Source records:
------------------------------------------------------------------------
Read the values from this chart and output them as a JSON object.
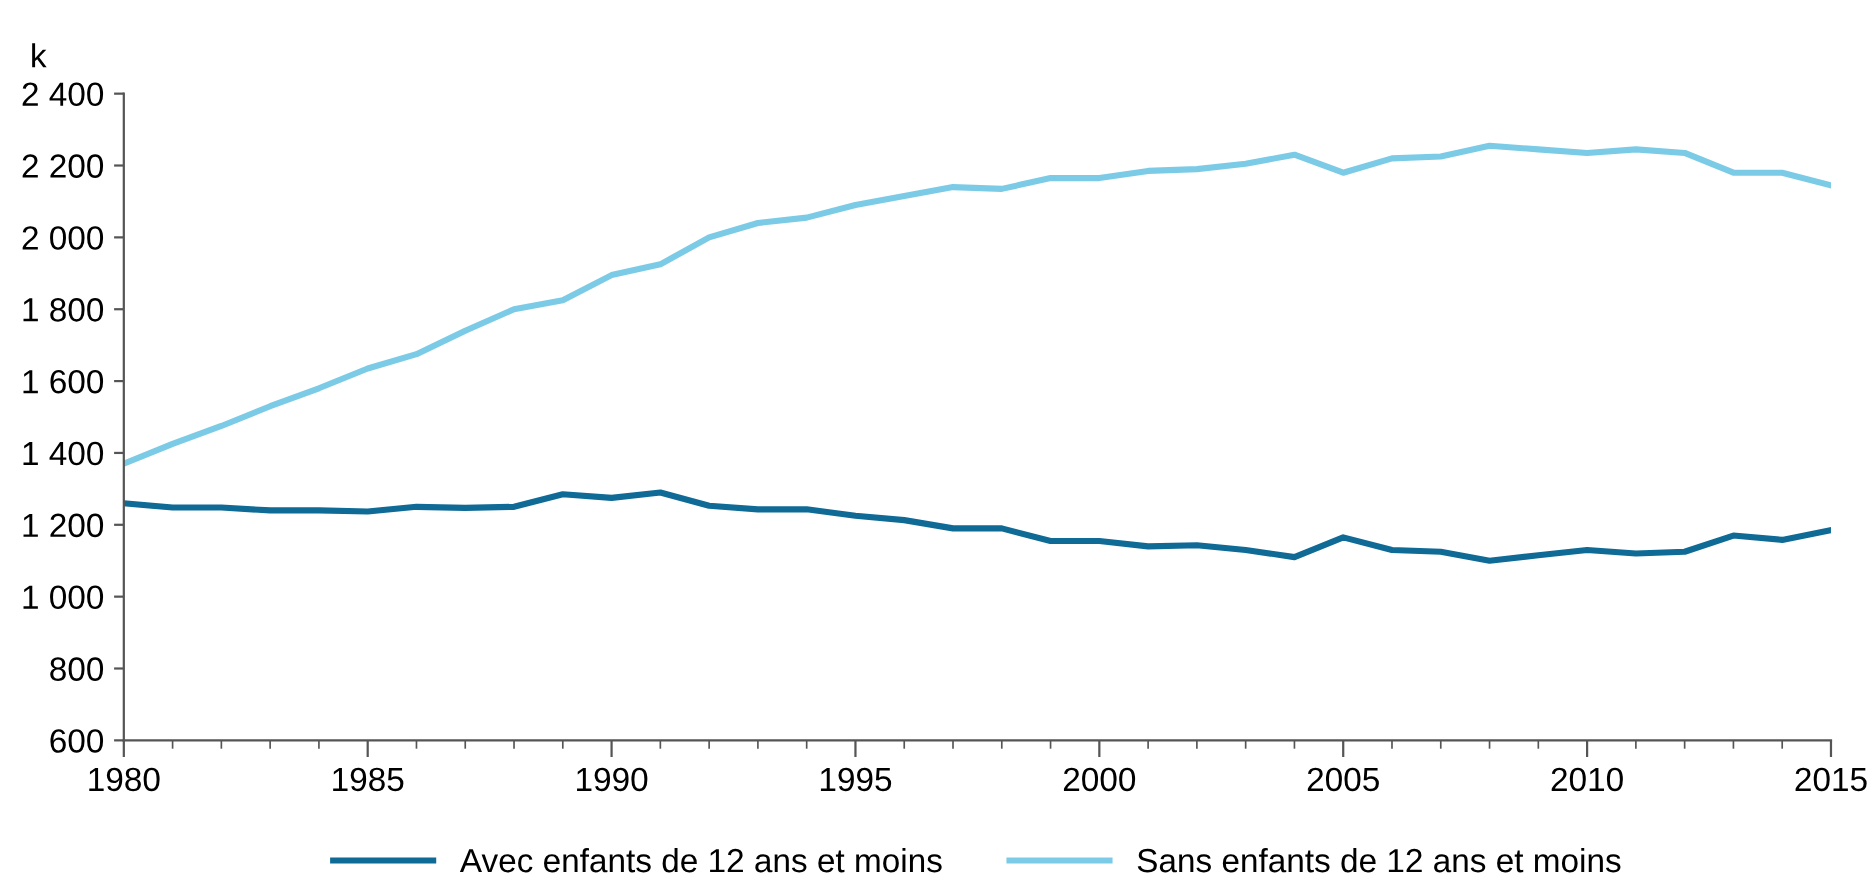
{
  "chart_data": {
    "type": "line",
    "ylabel": "k",
    "x": [
      1980,
      1981,
      1982,
      1983,
      1984,
      1985,
      1986,
      1987,
      1988,
      1989,
      1990,
      1991,
      1992,
      1993,
      1994,
      1995,
      1996,
      1997,
      1998,
      1999,
      2000,
      2001,
      2002,
      2003,
      2004,
      2005,
      2006,
      2007,
      2008,
      2009,
      2010,
      2011,
      2012,
      2013,
      2014,
      2015
    ],
    "series": [
      {
        "name": "Avec enfants de 12 ans et moins",
        "color": "#0f6a96",
        "values": [
          1260,
          1248,
          1248,
          1240,
          1240,
          1237,
          1250,
          1247,
          1250,
          1285,
          1275,
          1290,
          1253,
          1243,
          1243,
          1225,
          1213,
          1190,
          1190,
          1155,
          1155,
          1140,
          1143,
          1130,
          1110,
          1165,
          1130,
          1125,
          1100,
          1115,
          1130,
          1120,
          1125,
          1170,
          1158,
          1185
        ]
      },
      {
        "name": "Sans enfants de 12 ans et moins",
        "color": "#7ccbe6",
        "values": [
          1370,
          1425,
          1475,
          1530,
          1580,
          1635,
          1675,
          1740,
          1800,
          1825,
          1895,
          1925,
          2000,
          2040,
          2055,
          2090,
          2115,
          2140,
          2135,
          2165,
          2165,
          2185,
          2190,
          2205,
          2230,
          2180,
          2220,
          2225,
          2255,
          2245,
          2235,
          2245,
          2235,
          2180,
          2180,
          2145
        ]
      }
    ],
    "xlim": [
      1980,
      2015
    ],
    "xticks": [
      1980,
      1985,
      1990,
      1995,
      2000,
      2005,
      2010,
      2015
    ],
    "ylim": [
      600,
      2400
    ],
    "yticks": [
      {
        "value": 600,
        "label": "600"
      },
      {
        "value": 800,
        "label": "800"
      },
      {
        "value": 1000,
        "label": "1 000"
      },
      {
        "value": 1200,
        "label": "1 200"
      },
      {
        "value": 1400,
        "label": "1 400"
      },
      {
        "value": 1600,
        "label": "1 600"
      },
      {
        "value": 1800,
        "label": "1 800"
      },
      {
        "value": 2000,
        "label": "2 000"
      },
      {
        "value": 2200,
        "label": "2 200"
      },
      {
        "value": 2400,
        "label": "2 400"
      }
    ],
    "grid": false,
    "legend": "bottom",
    "marker": "none",
    "line_style": "solid"
  }
}
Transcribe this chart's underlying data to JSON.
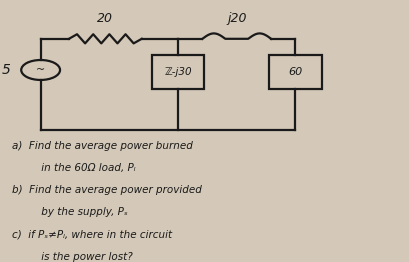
{
  "bg_color": "#d4c9b8",
  "text_color": "#1a1a1a",
  "questions": [
    "a)  Find the average power burned",
    "         in the 60Ω load, Pₗ",
    "b)  Find the average power provided",
    "         by the supply, Pₛ",
    "c)  if Pₛ≠Pₗ, where in the circuit",
    "         is the power lost?"
  ]
}
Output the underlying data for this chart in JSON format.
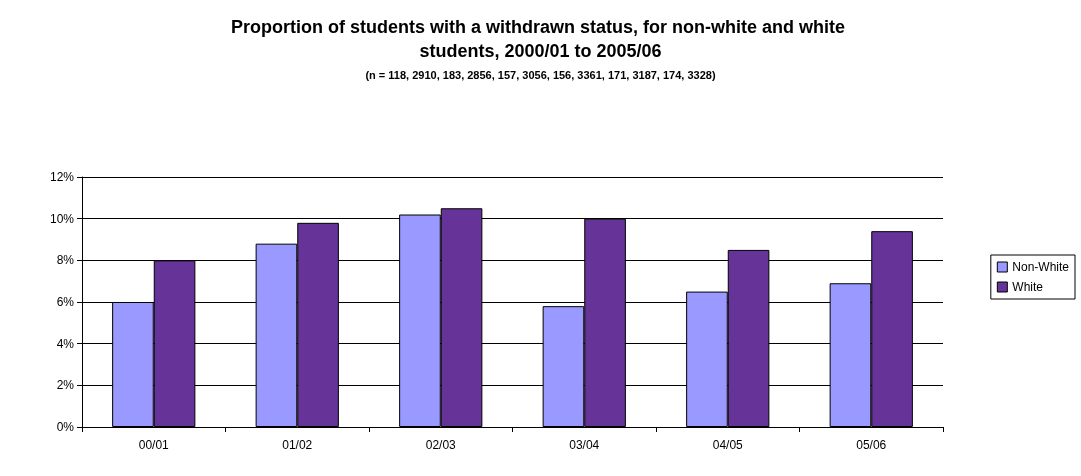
{
  "chart_data": {
    "type": "bar",
    "title": "Proportion of students with a withdrawn status, for non-white and white students, 2000/01 to 2005/06",
    "subtitle": "(n = 118, 2910, 183, 2856, 157, 3056, 156, 3361, 171, 3187, 174, 3328)",
    "categories": [
      "00/01",
      "01/02",
      "02/03",
      "03/04",
      "04/05",
      "05/06"
    ],
    "series": [
      {
        "name": "Non-White",
        "color": "#9999ff",
        "values": [
          6.0,
          8.8,
          10.2,
          5.8,
          6.5,
          6.9
        ]
      },
      {
        "name": "White",
        "color": "#663399",
        "values": [
          8.0,
          9.8,
          10.5,
          10.0,
          8.5,
          9.4
        ]
      }
    ],
    "ylim": [
      0,
      12
    ],
    "yticks": [
      {
        "value": 0,
        "label": "0%"
      },
      {
        "value": 2,
        "label": "2%"
      },
      {
        "value": 4,
        "label": "4%"
      },
      {
        "value": 6,
        "label": "6%"
      },
      {
        "value": 8,
        "label": "8%"
      },
      {
        "value": 10,
        "label": "10%"
      },
      {
        "value": 12,
        "label": "12%"
      }
    ],
    "grid": "y",
    "legend": "right"
  }
}
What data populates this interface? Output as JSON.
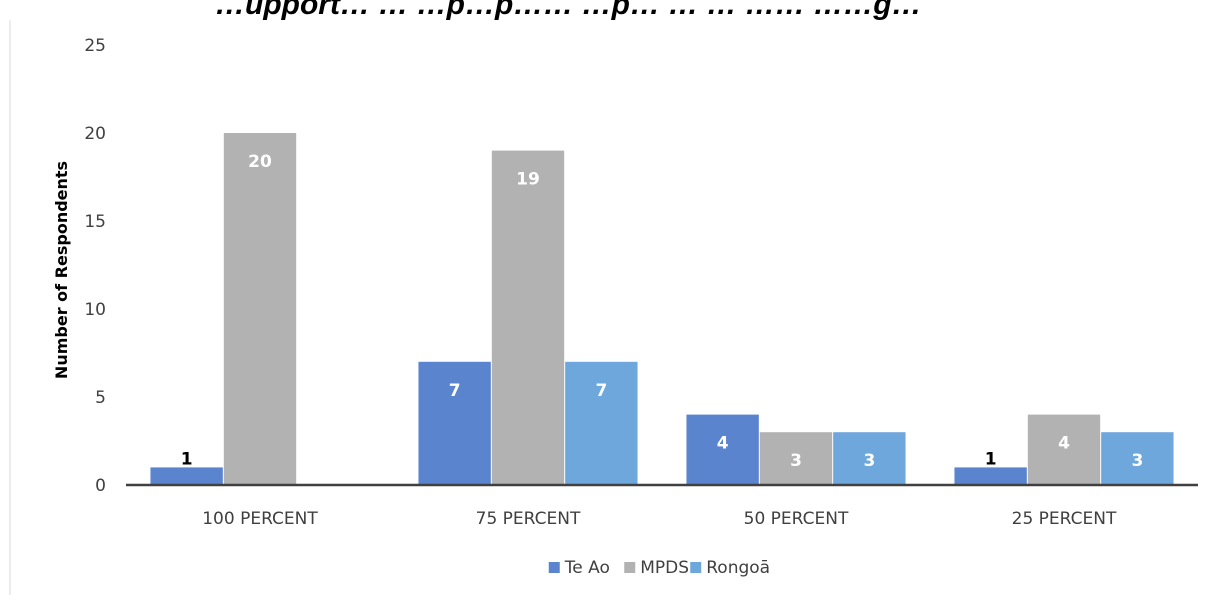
{
  "title_fragment": "…upport… … …p…p…… …p… … … …… ……g…",
  "chart_data": {
    "type": "bar",
    "categories": [
      "100 PERCENT",
      "75 PERCENT",
      "50 PERCENT",
      "25 PERCENT"
    ],
    "series": [
      {
        "name": "Te Ao",
        "values": [
          1,
          7,
          4,
          1
        ],
        "color": "#5b84cf",
        "labels": [
          "1",
          "7",
          "4",
          "1"
        ]
      },
      {
        "name": "MPDS",
        "values": [
          20,
          19,
          3,
          4
        ],
        "color": "#b2b2b2",
        "labels": [
          "20",
          "19",
          "3",
          "4"
        ]
      },
      {
        "name": "Rongoā",
        "values": [
          null,
          7,
          3,
          3
        ],
        "color": "#6ea7dc",
        "labels": [
          "",
          "7",
          "3",
          "3"
        ]
      }
    ],
    "ylabel": "Number of Respondents",
    "xlabel": "",
    "ylim": [
      0,
      25
    ],
    "yticks": [
      0,
      5,
      10,
      15,
      20,
      25
    ],
    "grid": false,
    "legend": "bottom"
  }
}
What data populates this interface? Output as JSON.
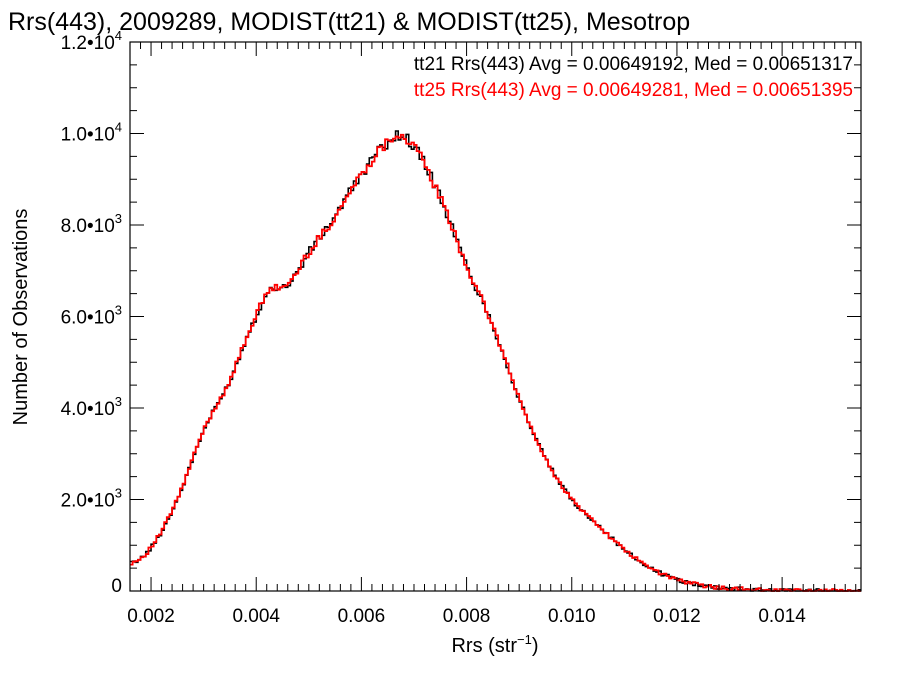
{
  "chart_data": {
    "type": "line",
    "style": "histogram-step",
    "title": "Rrs(443), 2009289, MODIST(tt21) & MODIST(tt25), Mesotrop",
    "xlabel": "Rrs (str",
    "xlabel_sup": "−1",
    "xlabel_close": ")",
    "ylabel": "Number of Observations",
    "xlim": [
      0.0016,
      0.0155
    ],
    "ylim": [
      0,
      12000
    ],
    "grid": false,
    "legend_position": "top-right",
    "x_ticks": [
      {
        "value": 0.002,
        "label": "0.002"
      },
      {
        "value": 0.004,
        "label": "0.004"
      },
      {
        "value": 0.006,
        "label": "0.006"
      },
      {
        "value": 0.008,
        "label": "0.008"
      },
      {
        "value": 0.01,
        "label": "0.010"
      },
      {
        "value": 0.012,
        "label": "0.012"
      },
      {
        "value": 0.014,
        "label": "0.014"
      }
    ],
    "y_ticks": [
      {
        "value": 0,
        "mantissa": "0",
        "exp": ""
      },
      {
        "value": 2000,
        "mantissa": "2.0•10",
        "exp": "3"
      },
      {
        "value": 4000,
        "mantissa": "4.0•10",
        "exp": "3"
      },
      {
        "value": 6000,
        "mantissa": "6.0•10",
        "exp": "3"
      },
      {
        "value": 8000,
        "mantissa": "8.0•10",
        "exp": "3"
      },
      {
        "value": 10000,
        "mantissa": "1.0•10",
        "exp": "4"
      },
      {
        "value": 12000,
        "mantissa": "1.2•10",
        "exp": "4"
      }
    ],
    "x": [
      0.0016,
      0.002,
      0.0025,
      0.003,
      0.0035,
      0.004,
      0.0043,
      0.0046,
      0.005,
      0.0055,
      0.006,
      0.0065,
      0.0067,
      0.007,
      0.0075,
      0.008,
      0.0085,
      0.009,
      0.0095,
      0.01,
      0.0105,
      0.011,
      0.0115,
      0.012,
      0.0125,
      0.013,
      0.0135,
      0.014,
      0.0145,
      0.015,
      0.0155
    ],
    "series": [
      {
        "name": "tt21",
        "color": "#000000",
        "values": [
          600,
          950,
          2000,
          3500,
          4600,
          6000,
          6600,
          6700,
          7400,
          8200,
          9100,
          9800,
          9950,
          9700,
          8600,
          7100,
          5800,
          4200,
          2900,
          2000,
          1450,
          900,
          500,
          250,
          120,
          60,
          30,
          15,
          8,
          5,
          3
        ]
      },
      {
        "name": "tt25",
        "color": "#ff0000",
        "values": [
          600,
          960,
          2010,
          3510,
          4610,
          6010,
          6590,
          6710,
          7410,
          8190,
          9110,
          9810,
          9960,
          9690,
          8590,
          7110,
          5790,
          4210,
          2890,
          2010,
          1440,
          900,
          500,
          250,
          120,
          60,
          30,
          15,
          8,
          5,
          3
        ]
      }
    ],
    "legend": [
      {
        "text": "tt21 Rrs(443) Avg = 0.00649192, Med = 0.00651317",
        "color": "#000000"
      },
      {
        "text": "tt25 Rrs(443) Avg = 0.00649281, Med = 0.00651395",
        "color": "#ff0000"
      }
    ]
  }
}
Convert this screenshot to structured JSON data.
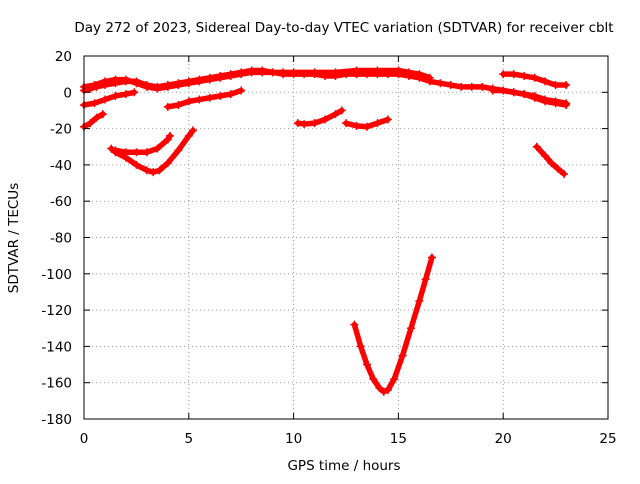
{
  "chart_data": {
    "type": "scatter",
    "title": "Day 272 of 2023, Sidereal Day-to-day VTEC variation (SDTVAR) for receiver cblt",
    "xlabel": "GPS time / hours",
    "ylabel": "SDTVAR / TECUs",
    "xlim": [
      0,
      25
    ],
    "ylim": [
      -180,
      20
    ],
    "xticks": [
      0,
      5,
      10,
      15,
      20,
      25
    ],
    "yticks": [
      20,
      0,
      -20,
      -40,
      -60,
      -80,
      -100,
      -120,
      -140,
      -160,
      -180
    ],
    "grid": true,
    "marker": "plus",
    "color": "#ff0000",
    "series": [
      {
        "points": [
          [
            0,
            3
          ],
          [
            0.5,
            4
          ],
          [
            1,
            6
          ],
          [
            1.5,
            7
          ],
          [
            2,
            7
          ],
          [
            2.5,
            5
          ],
          [
            3,
            3
          ],
          [
            3.5,
            2
          ],
          [
            4,
            3
          ],
          [
            4.5,
            4
          ],
          [
            5,
            5
          ],
          [
            5.5,
            6
          ],
          [
            6,
            7
          ],
          [
            6.5,
            8
          ],
          [
            7,
            9
          ],
          [
            7.5,
            10
          ],
          [
            8,
            11
          ],
          [
            8.5,
            11
          ],
          [
            9,
            11
          ],
          [
            9.5,
            10
          ],
          [
            10,
            10
          ],
          [
            10.5,
            10
          ],
          [
            11,
            10
          ],
          [
            11.5,
            9
          ],
          [
            12,
            9
          ],
          [
            12.5,
            10
          ],
          [
            13,
            10
          ],
          [
            13.5,
            10
          ],
          [
            14,
            10
          ],
          [
            14.5,
            10
          ],
          [
            15,
            10
          ],
          [
            15.5,
            9
          ],
          [
            16,
            8
          ],
          [
            16.5,
            6
          ],
          [
            17,
            5
          ],
          [
            17.5,
            4
          ],
          [
            18,
            3
          ],
          [
            18.5,
            3
          ],
          [
            19,
            3
          ],
          [
            19.5,
            2
          ],
          [
            20,
            1
          ],
          [
            20.5,
            0
          ],
          [
            21,
            -1
          ],
          [
            21.5,
            -3
          ],
          [
            22,
            -5
          ],
          [
            22.5,
            -6
          ],
          [
            23,
            -7
          ]
        ]
      },
      {
        "points": [
          [
            0,
            1
          ],
          [
            0.3,
            2
          ],
          [
            0.6,
            3
          ],
          [
            1,
            4
          ],
          [
            1.5,
            5
          ],
          [
            2,
            6
          ],
          [
            2.5,
            6
          ],
          [
            3,
            4
          ],
          [
            3.5,
            3
          ],
          [
            4,
            4
          ],
          [
            4.5,
            5
          ],
          [
            5,
            6
          ],
          [
            5.5,
            7
          ],
          [
            6,
            8
          ],
          [
            6.5,
            9
          ],
          [
            7,
            10
          ],
          [
            7.5,
            11
          ],
          [
            8,
            12
          ],
          [
            8.5,
            12
          ],
          [
            9,
            11
          ],
          [
            9.5,
            11
          ],
          [
            10,
            11
          ],
          [
            11,
            11
          ],
          [
            12,
            11
          ],
          [
            13,
            12
          ],
          [
            14,
            12
          ],
          [
            15,
            12
          ],
          [
            15.5,
            11
          ],
          [
            16,
            10
          ],
          [
            16.5,
            8
          ]
        ]
      },
      {
        "points": [
          [
            0,
            -7
          ],
          [
            0.5,
            -6
          ],
          [
            1,
            -4
          ],
          [
            1.5,
            -2
          ],
          [
            2,
            -1
          ],
          [
            2.4,
            0
          ]
        ]
      },
      {
        "points": [
          [
            0,
            -19
          ],
          [
            0.3,
            -17
          ],
          [
            0.6,
            -14
          ],
          [
            0.9,
            -12
          ]
        ]
      },
      {
        "points": [
          [
            4,
            -8
          ],
          [
            4.5,
            -7
          ],
          [
            5,
            -5
          ],
          [
            5.5,
            -4
          ],
          [
            6,
            -3
          ],
          [
            6.5,
            -2
          ],
          [
            7,
            -1
          ],
          [
            7.5,
            1
          ]
        ]
      },
      {
        "points": [
          [
            1.3,
            -31
          ],
          [
            1.5,
            -33
          ],
          [
            2,
            -36
          ],
          [
            2.5,
            -40
          ],
          [
            3,
            -43
          ],
          [
            3.3,
            -44
          ],
          [
            3.6,
            -43
          ],
          [
            4,
            -39
          ],
          [
            4.5,
            -32
          ],
          [
            5,
            -24
          ],
          [
            5.2,
            -21
          ]
        ]
      },
      {
        "points": [
          [
            1.5,
            -32
          ],
          [
            2,
            -33
          ],
          [
            2.5,
            -33
          ],
          [
            3,
            -33
          ],
          [
            3.5,
            -31
          ],
          [
            4,
            -26
          ],
          [
            4.1,
            -24
          ]
        ]
      },
      {
        "points": [
          [
            10.2,
            -17
          ],
          [
            10.5,
            -17.5
          ],
          [
            11,
            -17
          ],
          [
            11.5,
            -15
          ],
          [
            12,
            -12
          ],
          [
            12.3,
            -10
          ]
        ]
      },
      {
        "points": [
          [
            12.5,
            -17
          ],
          [
            13,
            -18.5
          ],
          [
            13.5,
            -19
          ],
          [
            14,
            -17
          ],
          [
            14.5,
            -15
          ]
        ]
      },
      {
        "points": [
          [
            12.9,
            -128
          ],
          [
            13.2,
            -140
          ],
          [
            13.5,
            -150
          ],
          [
            13.8,
            -158
          ],
          [
            14.1,
            -163
          ],
          [
            14.3,
            -165
          ],
          [
            14.5,
            -164
          ],
          [
            14.8,
            -158
          ],
          [
            15.2,
            -145
          ],
          [
            15.6,
            -130
          ],
          [
            16,
            -115
          ],
          [
            16.3,
            -103
          ],
          [
            16.6,
            -91
          ]
        ]
      },
      {
        "points": [
          [
            20,
            10
          ],
          [
            20.5,
            10
          ],
          [
            21,
            9
          ],
          [
            21.5,
            8
          ],
          [
            22,
            6
          ],
          [
            22.5,
            4
          ],
          [
            23,
            4
          ]
        ]
      },
      {
        "points": [
          [
            19.5,
            1
          ],
          [
            20,
            1
          ],
          [
            20.5,
            0
          ],
          [
            21,
            -1
          ],
          [
            21.5,
            -2
          ],
          [
            22,
            -4
          ],
          [
            22.5,
            -5
          ],
          [
            23,
            -6
          ]
        ]
      },
      {
        "points": [
          [
            21.6,
            -30
          ],
          [
            22,
            -35
          ],
          [
            22.3,
            -39
          ],
          [
            22.6,
            -42
          ],
          [
            22.9,
            -45
          ]
        ]
      }
    ]
  }
}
------------------------------------------------------------------------
What you will do: Gather each line from the entries above that includes the word "Find".

Result below:
    "a)  Find the average power burned",
    "b)  Find the average power provided",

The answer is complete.